What is expected
Copy each line of the records that contains the word "MÉDICALE".

Dataset content
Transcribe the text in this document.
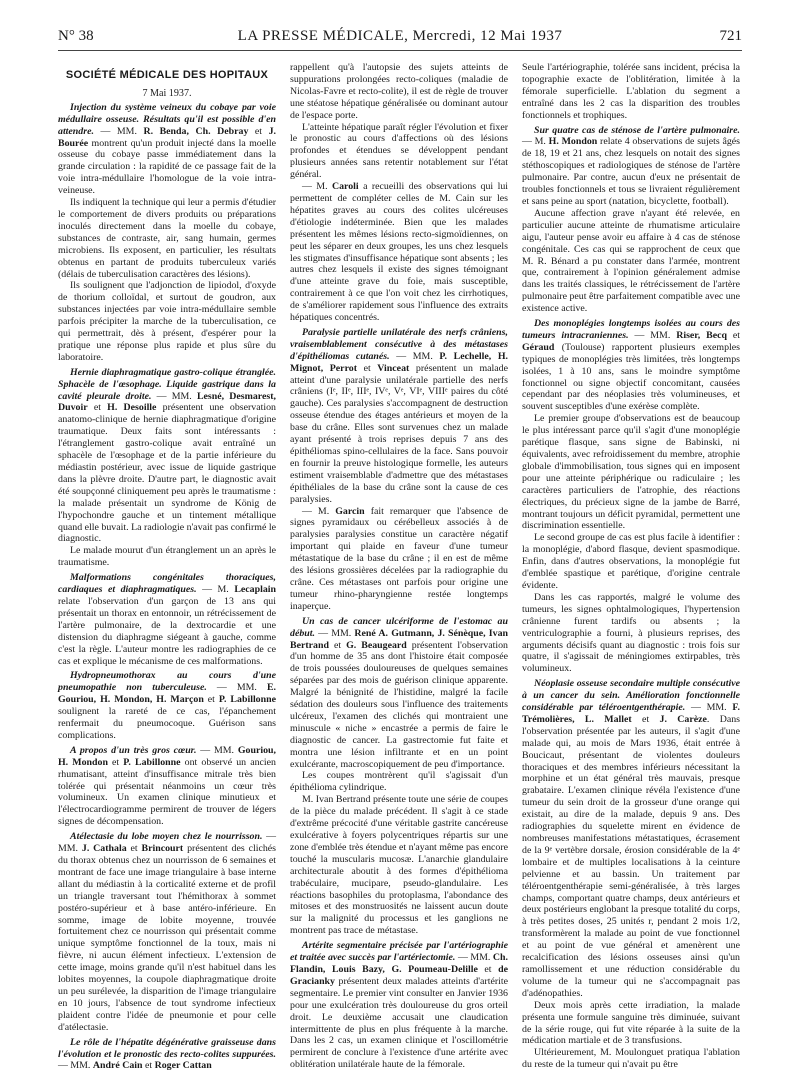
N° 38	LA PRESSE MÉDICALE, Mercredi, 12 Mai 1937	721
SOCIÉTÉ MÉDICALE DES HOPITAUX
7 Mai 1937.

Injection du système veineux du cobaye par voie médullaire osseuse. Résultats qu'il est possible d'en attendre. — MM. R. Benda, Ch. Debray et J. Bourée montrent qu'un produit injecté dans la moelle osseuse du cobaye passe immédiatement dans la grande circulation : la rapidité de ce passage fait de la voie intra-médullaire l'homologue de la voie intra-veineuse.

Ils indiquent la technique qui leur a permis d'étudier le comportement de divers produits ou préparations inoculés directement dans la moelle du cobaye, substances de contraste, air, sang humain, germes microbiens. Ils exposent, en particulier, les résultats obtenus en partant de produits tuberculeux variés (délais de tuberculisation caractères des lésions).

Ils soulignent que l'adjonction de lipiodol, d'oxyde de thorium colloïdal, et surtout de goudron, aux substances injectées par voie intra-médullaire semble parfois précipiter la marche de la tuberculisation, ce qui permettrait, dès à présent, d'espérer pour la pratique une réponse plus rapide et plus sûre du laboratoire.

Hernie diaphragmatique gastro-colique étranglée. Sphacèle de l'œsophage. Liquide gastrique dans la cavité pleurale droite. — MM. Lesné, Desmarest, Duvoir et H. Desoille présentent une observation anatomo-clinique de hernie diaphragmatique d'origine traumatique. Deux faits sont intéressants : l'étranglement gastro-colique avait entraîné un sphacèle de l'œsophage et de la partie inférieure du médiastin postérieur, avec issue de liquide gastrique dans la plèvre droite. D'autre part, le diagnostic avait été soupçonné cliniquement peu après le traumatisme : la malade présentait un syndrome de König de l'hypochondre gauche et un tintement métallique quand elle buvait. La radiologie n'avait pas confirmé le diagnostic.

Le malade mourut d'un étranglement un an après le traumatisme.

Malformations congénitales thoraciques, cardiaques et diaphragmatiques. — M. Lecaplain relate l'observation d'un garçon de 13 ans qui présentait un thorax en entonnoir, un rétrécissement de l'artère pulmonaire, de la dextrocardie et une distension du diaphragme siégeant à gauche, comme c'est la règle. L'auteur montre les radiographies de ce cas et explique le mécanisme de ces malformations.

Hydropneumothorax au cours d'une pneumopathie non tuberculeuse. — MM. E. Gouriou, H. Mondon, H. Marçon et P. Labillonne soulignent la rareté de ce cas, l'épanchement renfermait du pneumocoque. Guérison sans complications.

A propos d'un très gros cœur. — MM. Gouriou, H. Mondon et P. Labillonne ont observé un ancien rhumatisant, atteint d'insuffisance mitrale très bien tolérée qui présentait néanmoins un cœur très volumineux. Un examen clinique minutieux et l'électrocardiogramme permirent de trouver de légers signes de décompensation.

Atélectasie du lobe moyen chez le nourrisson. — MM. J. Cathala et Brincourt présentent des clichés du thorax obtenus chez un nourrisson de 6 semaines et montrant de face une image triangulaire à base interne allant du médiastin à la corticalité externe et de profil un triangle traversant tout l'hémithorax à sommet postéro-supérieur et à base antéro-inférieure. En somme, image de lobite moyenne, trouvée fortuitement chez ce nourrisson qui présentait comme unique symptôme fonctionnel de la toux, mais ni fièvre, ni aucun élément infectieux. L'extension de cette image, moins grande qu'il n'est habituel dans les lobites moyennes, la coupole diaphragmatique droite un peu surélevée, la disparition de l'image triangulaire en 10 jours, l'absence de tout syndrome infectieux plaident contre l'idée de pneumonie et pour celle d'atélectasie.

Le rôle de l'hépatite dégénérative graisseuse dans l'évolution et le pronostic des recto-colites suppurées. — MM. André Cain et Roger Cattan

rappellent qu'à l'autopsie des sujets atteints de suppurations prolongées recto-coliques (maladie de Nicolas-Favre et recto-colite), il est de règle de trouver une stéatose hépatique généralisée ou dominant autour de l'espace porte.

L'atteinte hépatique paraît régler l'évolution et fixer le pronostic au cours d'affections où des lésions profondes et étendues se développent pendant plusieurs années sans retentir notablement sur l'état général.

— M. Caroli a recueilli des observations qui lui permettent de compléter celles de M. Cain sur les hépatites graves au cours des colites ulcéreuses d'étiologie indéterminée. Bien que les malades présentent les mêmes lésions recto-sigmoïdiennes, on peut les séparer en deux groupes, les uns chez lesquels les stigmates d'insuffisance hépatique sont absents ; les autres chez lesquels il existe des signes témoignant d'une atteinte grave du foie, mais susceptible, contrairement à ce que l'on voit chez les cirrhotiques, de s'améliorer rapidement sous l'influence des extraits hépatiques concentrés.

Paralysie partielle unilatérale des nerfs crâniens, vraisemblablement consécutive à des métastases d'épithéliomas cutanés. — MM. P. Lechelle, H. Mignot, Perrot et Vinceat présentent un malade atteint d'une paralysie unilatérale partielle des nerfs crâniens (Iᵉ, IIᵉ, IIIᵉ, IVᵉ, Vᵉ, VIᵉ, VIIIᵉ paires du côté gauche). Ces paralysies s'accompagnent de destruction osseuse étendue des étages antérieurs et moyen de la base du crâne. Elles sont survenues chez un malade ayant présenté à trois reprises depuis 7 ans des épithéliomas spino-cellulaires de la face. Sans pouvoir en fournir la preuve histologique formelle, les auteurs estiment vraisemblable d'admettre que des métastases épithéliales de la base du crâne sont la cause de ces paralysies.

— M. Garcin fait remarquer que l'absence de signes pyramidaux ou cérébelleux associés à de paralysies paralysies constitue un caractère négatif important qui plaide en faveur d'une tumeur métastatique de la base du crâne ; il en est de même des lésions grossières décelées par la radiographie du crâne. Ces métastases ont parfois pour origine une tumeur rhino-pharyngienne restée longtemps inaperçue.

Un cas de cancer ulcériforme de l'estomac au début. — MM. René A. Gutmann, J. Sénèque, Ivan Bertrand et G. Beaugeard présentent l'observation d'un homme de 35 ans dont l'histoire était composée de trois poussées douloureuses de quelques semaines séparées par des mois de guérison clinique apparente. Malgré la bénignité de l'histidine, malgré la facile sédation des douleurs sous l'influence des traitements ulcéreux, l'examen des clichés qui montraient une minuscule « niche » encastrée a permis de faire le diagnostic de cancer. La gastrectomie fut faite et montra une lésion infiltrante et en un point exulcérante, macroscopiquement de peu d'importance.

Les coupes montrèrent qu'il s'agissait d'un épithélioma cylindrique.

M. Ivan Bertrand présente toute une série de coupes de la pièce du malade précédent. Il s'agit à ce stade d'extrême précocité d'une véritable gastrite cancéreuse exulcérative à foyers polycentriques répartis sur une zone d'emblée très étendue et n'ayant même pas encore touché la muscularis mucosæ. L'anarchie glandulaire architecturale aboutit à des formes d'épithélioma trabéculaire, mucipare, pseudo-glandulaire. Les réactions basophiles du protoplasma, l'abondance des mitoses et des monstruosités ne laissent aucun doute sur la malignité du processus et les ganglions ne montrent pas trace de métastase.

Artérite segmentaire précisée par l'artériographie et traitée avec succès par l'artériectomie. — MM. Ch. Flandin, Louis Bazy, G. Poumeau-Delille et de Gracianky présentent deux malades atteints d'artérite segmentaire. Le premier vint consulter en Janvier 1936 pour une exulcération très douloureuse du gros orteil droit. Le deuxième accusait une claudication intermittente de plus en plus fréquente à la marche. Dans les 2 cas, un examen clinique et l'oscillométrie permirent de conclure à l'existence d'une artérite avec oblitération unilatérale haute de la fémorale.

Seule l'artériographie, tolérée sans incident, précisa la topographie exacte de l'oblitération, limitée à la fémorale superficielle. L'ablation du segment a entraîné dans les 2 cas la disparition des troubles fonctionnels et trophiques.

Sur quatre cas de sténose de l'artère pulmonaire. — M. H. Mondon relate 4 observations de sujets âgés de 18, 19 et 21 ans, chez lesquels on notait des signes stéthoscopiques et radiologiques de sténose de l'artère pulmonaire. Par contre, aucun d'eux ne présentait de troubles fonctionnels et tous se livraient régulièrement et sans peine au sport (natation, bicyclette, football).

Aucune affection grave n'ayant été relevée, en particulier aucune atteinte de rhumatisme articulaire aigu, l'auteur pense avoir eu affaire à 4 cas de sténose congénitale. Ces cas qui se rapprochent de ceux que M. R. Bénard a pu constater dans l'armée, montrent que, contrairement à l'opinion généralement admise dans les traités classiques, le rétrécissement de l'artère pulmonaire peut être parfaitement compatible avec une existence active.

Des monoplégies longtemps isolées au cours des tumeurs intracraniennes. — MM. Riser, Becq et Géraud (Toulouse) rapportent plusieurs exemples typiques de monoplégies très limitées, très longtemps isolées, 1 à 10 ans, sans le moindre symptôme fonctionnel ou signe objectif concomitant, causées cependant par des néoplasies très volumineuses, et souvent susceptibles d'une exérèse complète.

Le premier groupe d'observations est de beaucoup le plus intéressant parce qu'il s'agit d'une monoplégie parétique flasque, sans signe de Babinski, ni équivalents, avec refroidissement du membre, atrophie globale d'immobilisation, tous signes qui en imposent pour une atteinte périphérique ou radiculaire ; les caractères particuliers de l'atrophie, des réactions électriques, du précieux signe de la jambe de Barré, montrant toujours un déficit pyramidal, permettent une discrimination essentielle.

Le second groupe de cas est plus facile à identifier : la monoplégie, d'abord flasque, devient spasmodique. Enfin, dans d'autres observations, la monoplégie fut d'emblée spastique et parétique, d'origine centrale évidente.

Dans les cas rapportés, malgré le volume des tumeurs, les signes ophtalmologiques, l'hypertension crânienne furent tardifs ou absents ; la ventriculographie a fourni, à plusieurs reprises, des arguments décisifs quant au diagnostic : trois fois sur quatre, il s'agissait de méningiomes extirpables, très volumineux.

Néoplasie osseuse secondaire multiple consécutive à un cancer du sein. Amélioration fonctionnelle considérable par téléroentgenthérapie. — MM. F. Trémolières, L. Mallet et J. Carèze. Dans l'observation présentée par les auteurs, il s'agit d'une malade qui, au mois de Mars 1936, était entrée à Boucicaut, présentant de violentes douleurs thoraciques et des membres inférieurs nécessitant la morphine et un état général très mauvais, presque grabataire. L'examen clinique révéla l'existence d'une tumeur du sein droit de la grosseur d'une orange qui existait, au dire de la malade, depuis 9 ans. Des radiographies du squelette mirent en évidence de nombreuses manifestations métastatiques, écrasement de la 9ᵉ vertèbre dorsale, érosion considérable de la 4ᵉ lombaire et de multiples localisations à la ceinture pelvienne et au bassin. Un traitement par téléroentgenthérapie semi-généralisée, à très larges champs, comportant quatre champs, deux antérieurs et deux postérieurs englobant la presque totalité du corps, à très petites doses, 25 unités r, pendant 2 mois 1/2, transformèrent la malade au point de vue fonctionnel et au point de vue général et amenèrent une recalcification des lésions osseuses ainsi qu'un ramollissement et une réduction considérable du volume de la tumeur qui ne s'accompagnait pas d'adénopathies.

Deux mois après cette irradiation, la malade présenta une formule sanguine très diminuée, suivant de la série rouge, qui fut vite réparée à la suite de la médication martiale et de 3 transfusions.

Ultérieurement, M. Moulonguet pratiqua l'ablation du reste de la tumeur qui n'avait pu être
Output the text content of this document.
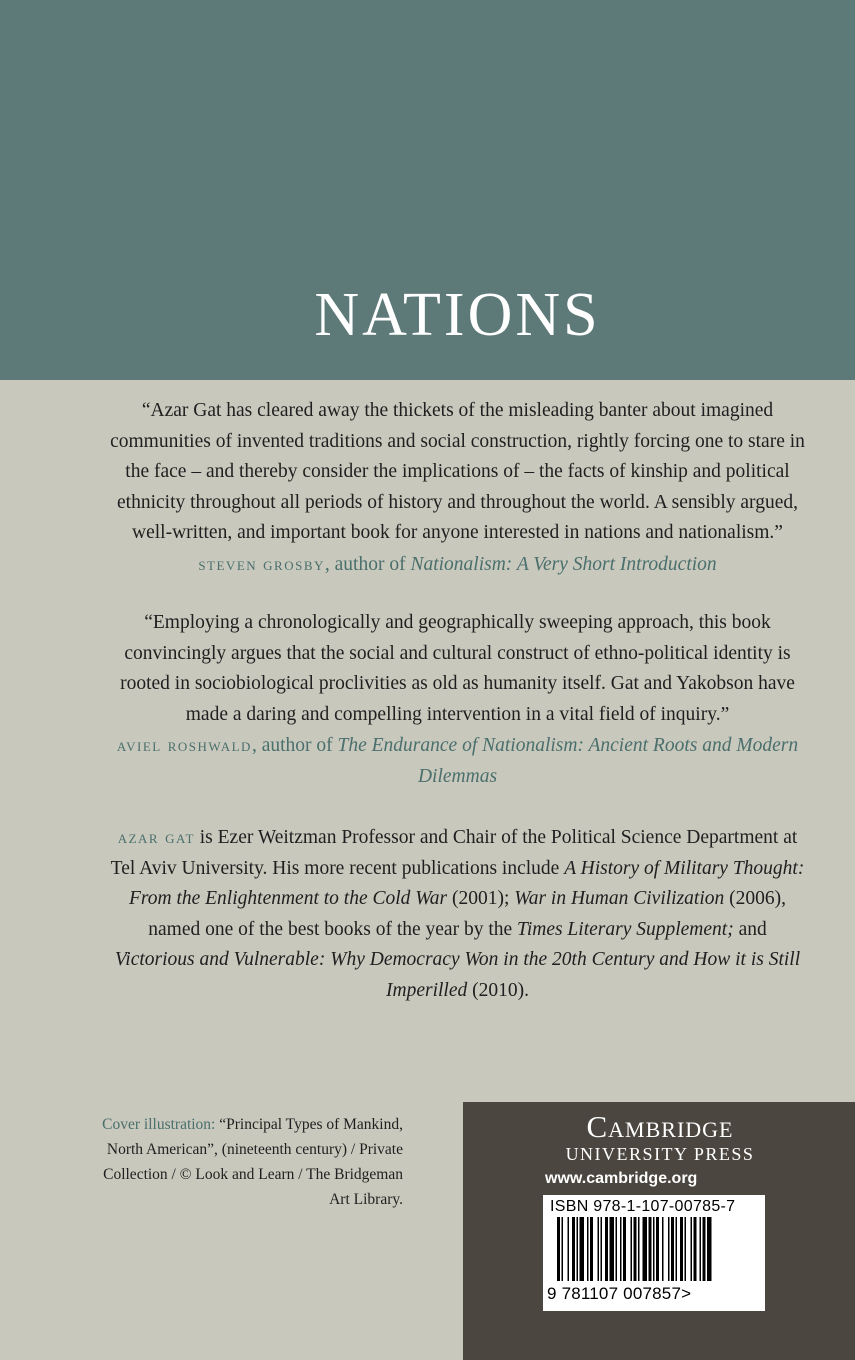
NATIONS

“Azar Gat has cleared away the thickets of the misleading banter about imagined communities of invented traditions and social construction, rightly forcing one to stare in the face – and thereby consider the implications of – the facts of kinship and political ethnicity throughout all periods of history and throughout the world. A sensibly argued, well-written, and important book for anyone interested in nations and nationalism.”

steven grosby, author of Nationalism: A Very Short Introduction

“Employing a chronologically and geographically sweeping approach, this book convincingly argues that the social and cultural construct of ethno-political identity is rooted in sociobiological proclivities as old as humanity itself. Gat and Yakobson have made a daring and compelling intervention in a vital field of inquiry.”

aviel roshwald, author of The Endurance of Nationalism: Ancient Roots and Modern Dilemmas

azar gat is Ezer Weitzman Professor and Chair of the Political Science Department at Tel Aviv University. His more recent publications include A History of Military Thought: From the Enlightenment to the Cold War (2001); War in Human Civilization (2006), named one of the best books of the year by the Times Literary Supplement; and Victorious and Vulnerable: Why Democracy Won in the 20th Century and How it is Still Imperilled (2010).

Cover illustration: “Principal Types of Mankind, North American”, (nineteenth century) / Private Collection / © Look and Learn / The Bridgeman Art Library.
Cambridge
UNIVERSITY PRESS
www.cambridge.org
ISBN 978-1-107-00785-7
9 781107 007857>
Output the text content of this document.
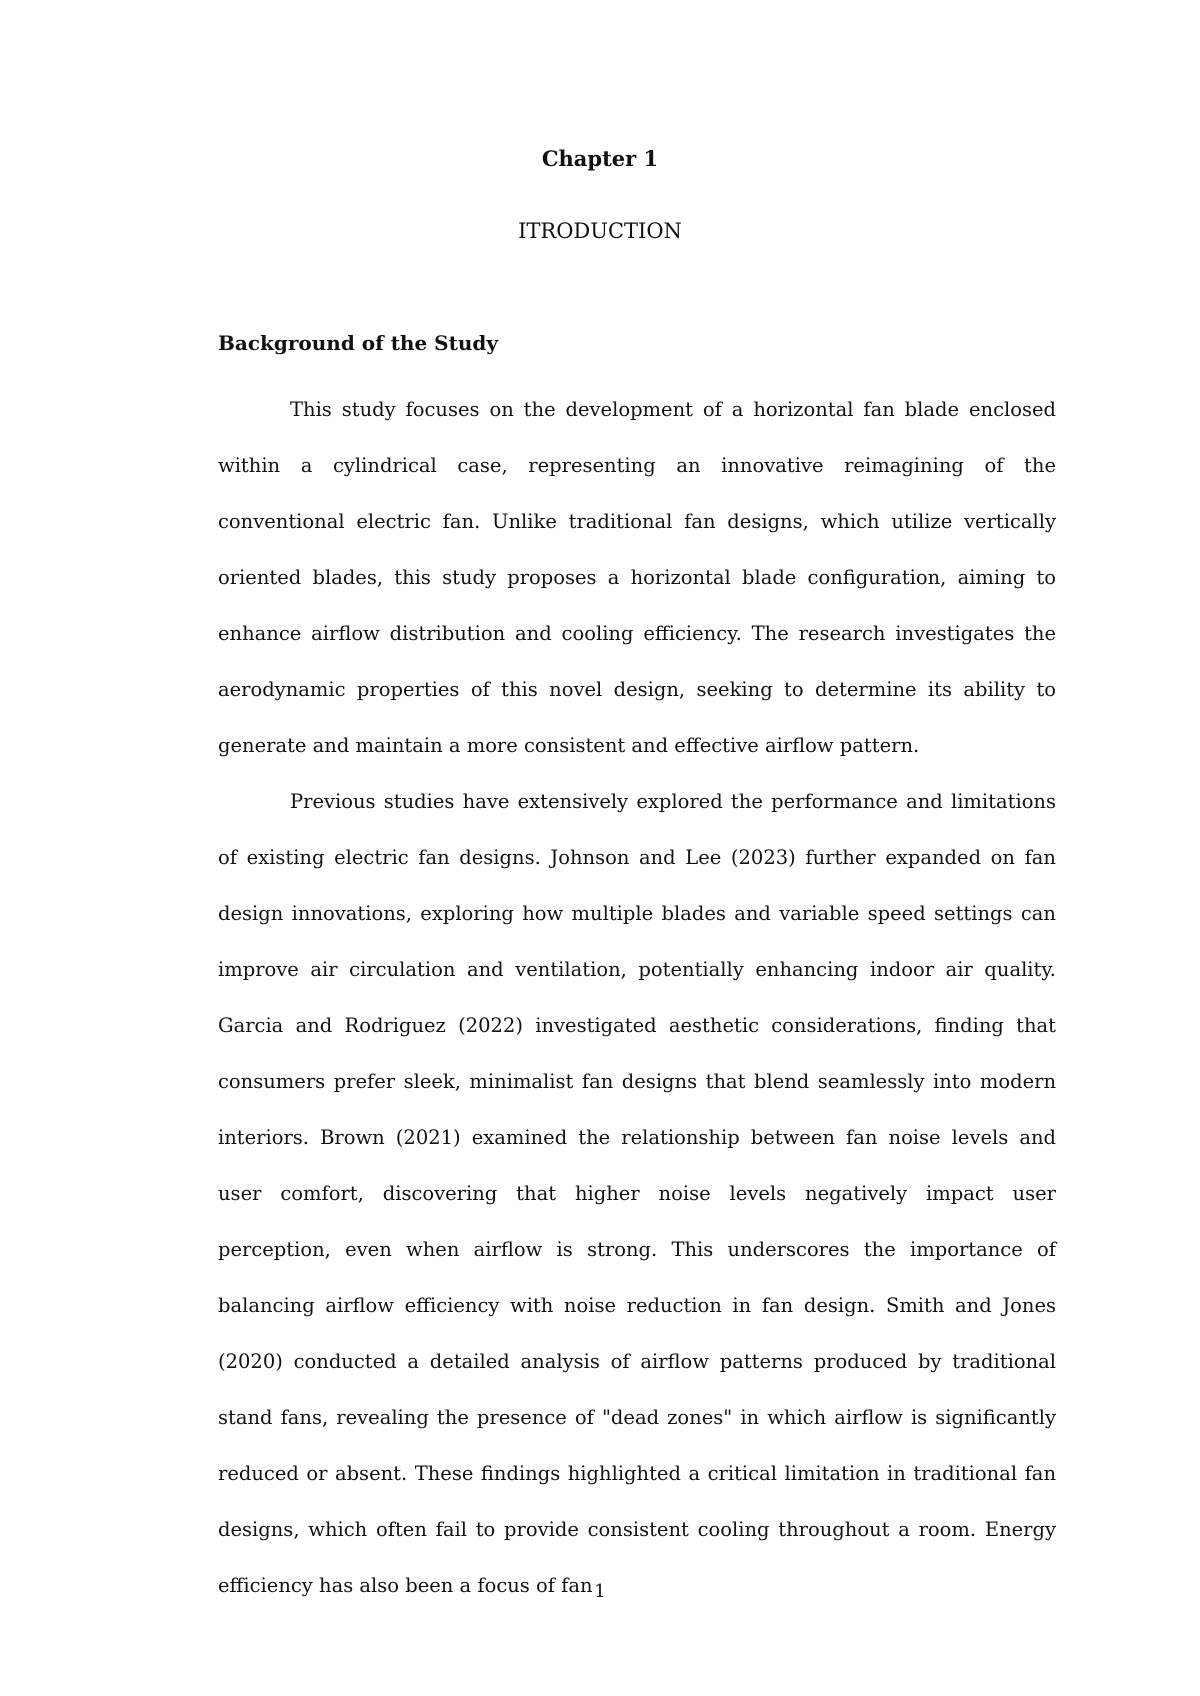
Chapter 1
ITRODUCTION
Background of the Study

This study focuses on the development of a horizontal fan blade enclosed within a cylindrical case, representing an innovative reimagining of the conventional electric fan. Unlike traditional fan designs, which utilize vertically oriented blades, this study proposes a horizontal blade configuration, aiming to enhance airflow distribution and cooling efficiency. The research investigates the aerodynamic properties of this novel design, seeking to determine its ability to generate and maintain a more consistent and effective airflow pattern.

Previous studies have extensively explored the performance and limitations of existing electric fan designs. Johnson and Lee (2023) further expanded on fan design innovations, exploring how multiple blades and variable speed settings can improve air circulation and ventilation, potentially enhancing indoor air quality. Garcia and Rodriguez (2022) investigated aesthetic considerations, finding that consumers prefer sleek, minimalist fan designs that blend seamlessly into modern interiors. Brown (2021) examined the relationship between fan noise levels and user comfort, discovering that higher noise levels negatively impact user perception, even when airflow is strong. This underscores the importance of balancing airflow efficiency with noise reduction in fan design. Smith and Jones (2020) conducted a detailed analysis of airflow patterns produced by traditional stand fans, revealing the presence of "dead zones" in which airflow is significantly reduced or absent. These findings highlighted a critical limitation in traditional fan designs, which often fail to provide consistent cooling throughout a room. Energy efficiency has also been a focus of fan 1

Full output
N° 38	LA PRESSE MÉDICALE, Mercredi, 12 Mai 1937	721
SOCIÉTÉ MÉDICALE DES HOPITAUX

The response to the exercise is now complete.